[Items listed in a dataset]
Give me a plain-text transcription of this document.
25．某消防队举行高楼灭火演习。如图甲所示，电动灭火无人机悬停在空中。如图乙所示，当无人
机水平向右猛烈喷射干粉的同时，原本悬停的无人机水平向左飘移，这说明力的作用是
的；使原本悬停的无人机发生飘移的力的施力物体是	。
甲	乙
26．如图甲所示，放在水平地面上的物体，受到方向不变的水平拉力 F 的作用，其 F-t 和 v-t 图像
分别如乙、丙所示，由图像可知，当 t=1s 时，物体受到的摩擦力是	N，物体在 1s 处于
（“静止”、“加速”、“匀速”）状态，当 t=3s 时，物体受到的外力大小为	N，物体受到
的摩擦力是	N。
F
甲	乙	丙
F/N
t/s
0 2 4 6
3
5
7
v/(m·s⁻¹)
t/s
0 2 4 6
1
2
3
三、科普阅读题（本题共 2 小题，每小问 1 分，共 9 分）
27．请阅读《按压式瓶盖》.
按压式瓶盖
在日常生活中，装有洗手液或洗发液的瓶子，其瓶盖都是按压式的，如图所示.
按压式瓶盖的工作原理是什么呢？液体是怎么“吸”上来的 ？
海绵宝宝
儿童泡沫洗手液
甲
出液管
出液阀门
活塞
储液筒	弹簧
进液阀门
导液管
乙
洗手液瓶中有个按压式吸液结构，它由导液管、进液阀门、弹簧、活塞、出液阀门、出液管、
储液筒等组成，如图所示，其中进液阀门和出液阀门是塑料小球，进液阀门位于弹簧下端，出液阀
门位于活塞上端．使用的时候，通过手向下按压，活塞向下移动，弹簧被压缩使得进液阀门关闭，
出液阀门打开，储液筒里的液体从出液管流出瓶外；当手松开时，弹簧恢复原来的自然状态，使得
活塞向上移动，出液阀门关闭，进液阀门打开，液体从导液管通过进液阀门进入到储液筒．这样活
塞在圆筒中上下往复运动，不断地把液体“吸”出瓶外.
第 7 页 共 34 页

§ Task instructions: Show the lines where the word "如图甲所示" appears in the entries.

§ Result of the task:
25．某消防队举行高楼灭火演习。如图甲所示，电动灭火无人机悬停在空中。如图乙所示，当无人
26．如图甲所示，放在水平地面上的物体，受到方向不变的水平拉力 F 的作用，其 F-t 和 v-t 图像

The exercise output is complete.